**Dataset:**

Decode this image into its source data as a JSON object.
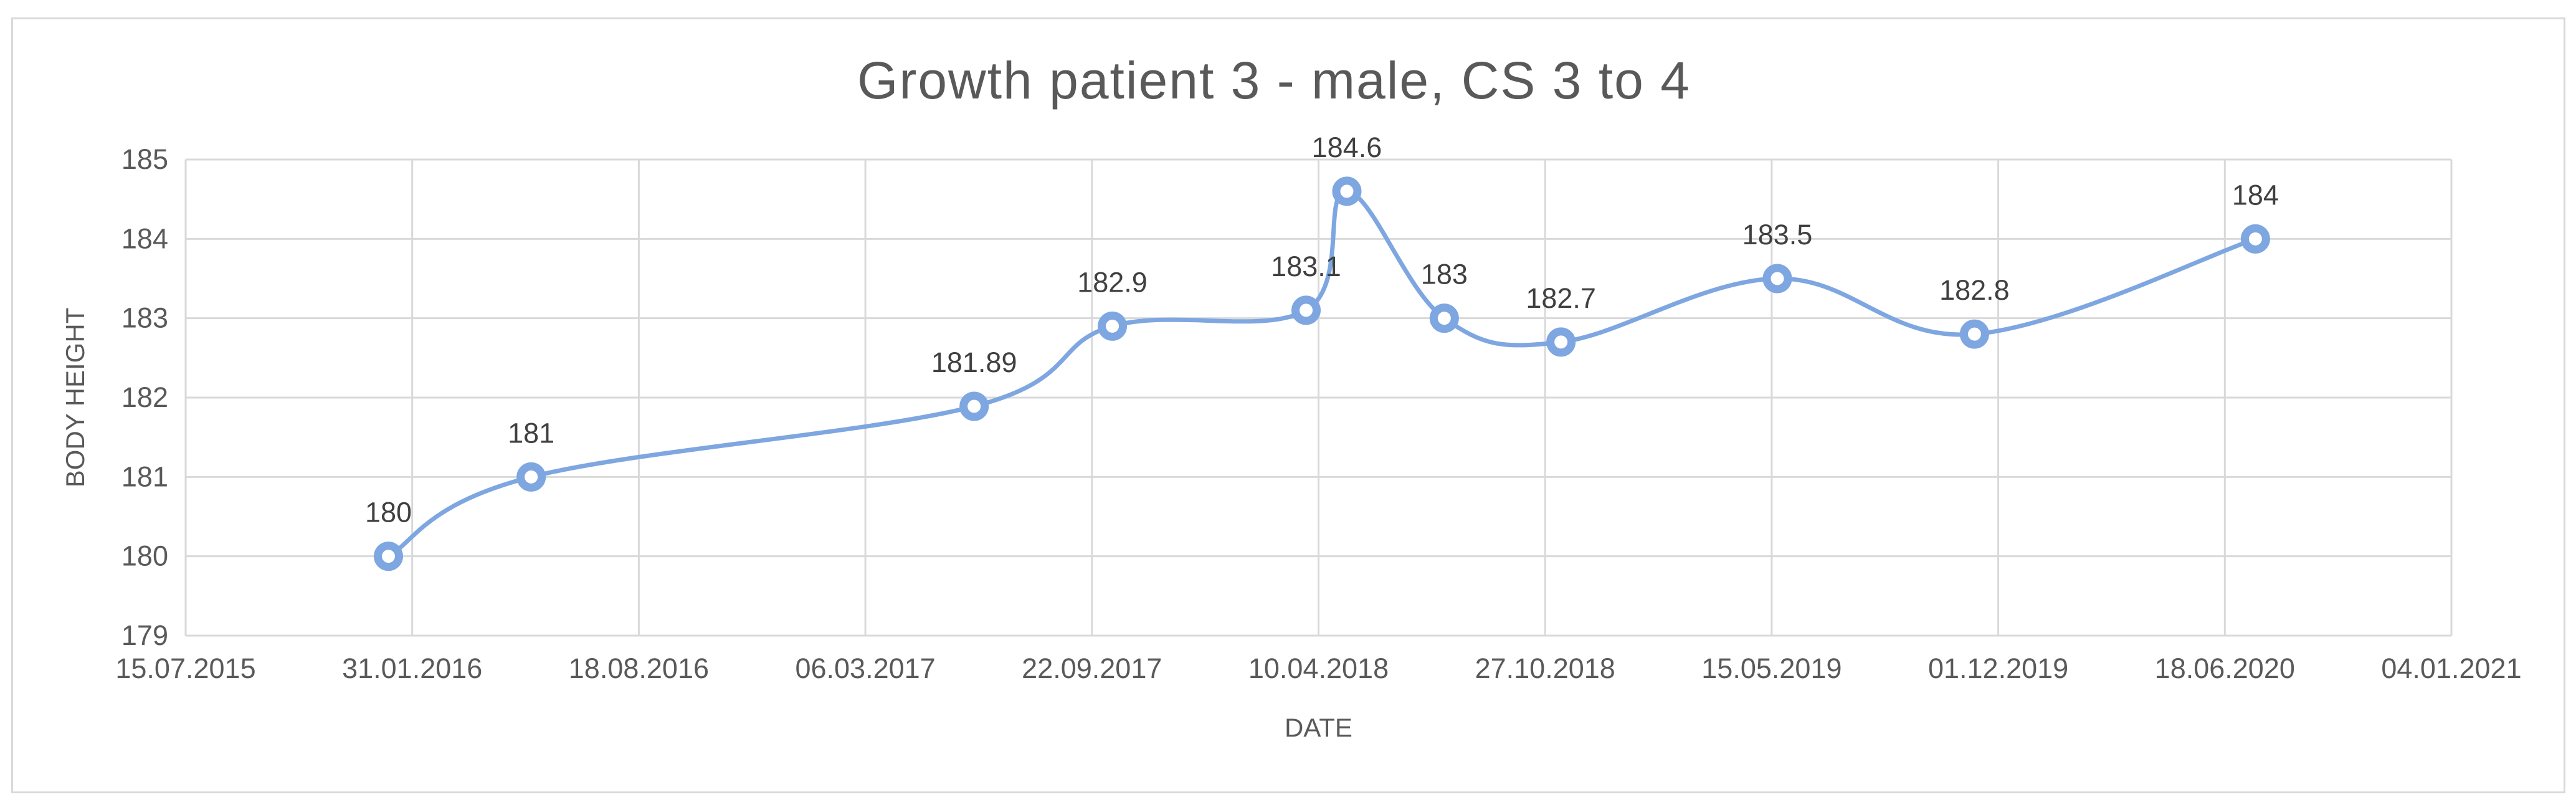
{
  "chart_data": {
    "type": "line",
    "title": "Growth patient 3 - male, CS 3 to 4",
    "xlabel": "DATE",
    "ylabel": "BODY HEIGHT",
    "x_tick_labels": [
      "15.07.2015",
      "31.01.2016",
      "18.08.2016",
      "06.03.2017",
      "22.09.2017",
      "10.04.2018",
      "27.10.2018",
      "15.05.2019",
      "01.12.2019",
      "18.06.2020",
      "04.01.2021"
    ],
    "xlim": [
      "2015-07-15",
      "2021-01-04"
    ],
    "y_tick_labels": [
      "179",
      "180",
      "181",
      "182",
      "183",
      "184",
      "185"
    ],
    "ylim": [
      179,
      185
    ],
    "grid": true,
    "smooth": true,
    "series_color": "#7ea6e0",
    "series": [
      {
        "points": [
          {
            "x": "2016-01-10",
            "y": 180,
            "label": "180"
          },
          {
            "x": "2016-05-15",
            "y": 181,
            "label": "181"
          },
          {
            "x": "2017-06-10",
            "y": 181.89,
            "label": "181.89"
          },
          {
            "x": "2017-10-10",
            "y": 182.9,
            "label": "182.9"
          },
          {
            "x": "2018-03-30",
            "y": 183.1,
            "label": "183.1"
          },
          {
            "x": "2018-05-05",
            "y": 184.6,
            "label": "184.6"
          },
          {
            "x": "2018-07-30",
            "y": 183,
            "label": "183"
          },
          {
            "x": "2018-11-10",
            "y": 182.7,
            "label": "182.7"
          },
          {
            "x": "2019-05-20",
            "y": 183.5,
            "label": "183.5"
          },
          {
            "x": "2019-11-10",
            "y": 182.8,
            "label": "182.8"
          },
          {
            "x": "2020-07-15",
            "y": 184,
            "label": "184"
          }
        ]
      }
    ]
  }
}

**Task requirements:** From the material above, reproduce everything verbatim except the pictures.

**Written response:**
Decode this image into its source data as a JSON object.
{
  "chart_data": {
    "type": "line",
    "title": "Growth patient 3 - male, CS 3 to 4",
    "xlabel": "DATE",
    "ylabel": "BODY HEIGHT",
    "x_tick_labels": [
      "15.07.2015",
      "31.01.2016",
      "18.08.2016",
      "06.03.2017",
      "22.09.2017",
      "10.04.2018",
      "27.10.2018",
      "15.05.2019",
      "01.12.2019",
      "18.06.2020",
      "04.01.2021"
    ],
    "xlim": [
      "2015-07-15",
      "2021-01-04"
    ],
    "y_tick_labels": [
      "179",
      "180",
      "181",
      "182",
      "183",
      "184",
      "185"
    ],
    "ylim": [
      179,
      185
    ],
    "grid": true,
    "smooth": true,
    "series_color": "#7ea6e0",
    "series": [
      {
        "points": [
          {
            "x": "2016-01-10",
            "y": 180,
            "label": "180"
          },
          {
            "x": "2016-05-15",
            "y": 181,
            "label": "181"
          },
          {
            "x": "2017-06-10",
            "y": 181.89,
            "label": "181.89"
          },
          {
            "x": "2017-10-10",
            "y": 182.9,
            "label": "182.9"
          },
          {
            "x": "2018-03-30",
            "y": 183.1,
            "label": "183.1"
          },
          {
            "x": "2018-05-05",
            "y": 184.6,
            "label": "184.6"
          },
          {
            "x": "2018-07-30",
            "y": 183,
            "label": "183"
          },
          {
            "x": "2018-11-10",
            "y": 182.7,
            "label": "182.7"
          },
          {
            "x": "2019-05-20",
            "y": 183.5,
            "label": "183.5"
          },
          {
            "x": "2019-11-10",
            "y": 182.8,
            "label": "182.8"
          },
          {
            "x": "2020-07-15",
            "y": 184,
            "label": "184"
          }
        ]
      }
    ]
  }
}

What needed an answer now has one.